*Records from a collection of figures*
▽
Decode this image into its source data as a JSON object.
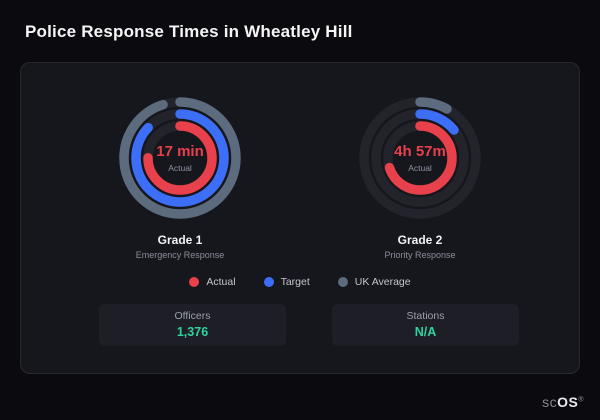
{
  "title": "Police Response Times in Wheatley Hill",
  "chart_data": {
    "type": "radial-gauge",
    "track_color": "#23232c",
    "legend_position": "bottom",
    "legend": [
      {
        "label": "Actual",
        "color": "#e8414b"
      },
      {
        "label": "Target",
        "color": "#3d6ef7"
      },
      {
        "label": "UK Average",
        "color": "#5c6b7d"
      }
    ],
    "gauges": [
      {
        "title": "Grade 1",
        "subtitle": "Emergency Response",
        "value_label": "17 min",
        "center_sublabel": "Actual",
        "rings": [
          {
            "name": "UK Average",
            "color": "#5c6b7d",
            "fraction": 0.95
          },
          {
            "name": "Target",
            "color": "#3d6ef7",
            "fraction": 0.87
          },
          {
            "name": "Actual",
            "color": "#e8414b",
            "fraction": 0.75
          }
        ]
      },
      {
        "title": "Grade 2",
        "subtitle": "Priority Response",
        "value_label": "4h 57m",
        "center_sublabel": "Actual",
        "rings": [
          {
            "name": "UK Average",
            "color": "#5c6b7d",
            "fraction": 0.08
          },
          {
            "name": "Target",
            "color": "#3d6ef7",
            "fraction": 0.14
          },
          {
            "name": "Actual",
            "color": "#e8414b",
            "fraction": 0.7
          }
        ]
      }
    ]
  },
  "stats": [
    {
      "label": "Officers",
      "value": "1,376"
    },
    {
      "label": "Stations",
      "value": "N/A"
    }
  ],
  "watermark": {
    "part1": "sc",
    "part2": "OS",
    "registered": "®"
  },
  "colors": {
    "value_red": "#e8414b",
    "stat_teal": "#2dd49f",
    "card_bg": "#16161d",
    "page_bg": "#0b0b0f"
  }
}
△
*Exercise task*
Repeat each record exactly as shown above, dropping all images.

*Output of the exercise*
Decode this image into its source data as a JSON object.
{
  "title": "Police Response Times in Wheatley Hill",
  "chart_data": {
    "type": "radial-gauge",
    "track_color": "#23232c",
    "legend_position": "bottom",
    "legend": [
      {
        "label": "Actual",
        "color": "#e8414b"
      },
      {
        "label": "Target",
        "color": "#3d6ef7"
      },
      {
        "label": "UK Average",
        "color": "#5c6b7d"
      }
    ],
    "gauges": [
      {
        "title": "Grade 1",
        "subtitle": "Emergency Response",
        "value_label": "17 min",
        "center_sublabel": "Actual",
        "rings": [
          {
            "name": "UK Average",
            "color": "#5c6b7d",
            "fraction": 0.95
          },
          {
            "name": "Target",
            "color": "#3d6ef7",
            "fraction": 0.87
          },
          {
            "name": "Actual",
            "color": "#e8414b",
            "fraction": 0.75
          }
        ]
      },
      {
        "title": "Grade 2",
        "subtitle": "Priority Response",
        "value_label": "4h 57m",
        "center_sublabel": "Actual",
        "rings": [
          {
            "name": "UK Average",
            "color": "#5c6b7d",
            "fraction": 0.08
          },
          {
            "name": "Target",
            "color": "#3d6ef7",
            "fraction": 0.14
          },
          {
            "name": "Actual",
            "color": "#e8414b",
            "fraction": 0.7
          }
        ]
      }
    ]
  },
  "stats": [
    {
      "label": "Officers",
      "value": "1,376"
    },
    {
      "label": "Stations",
      "value": "N/A"
    }
  ],
  "watermark": {
    "part1": "sc",
    "part2": "OS",
    "registered": "®"
  },
  "colors": {
    "value_red": "#e8414b",
    "stat_teal": "#2dd49f",
    "card_bg": "#16161d",
    "page_bg": "#0b0b0f"
  }
}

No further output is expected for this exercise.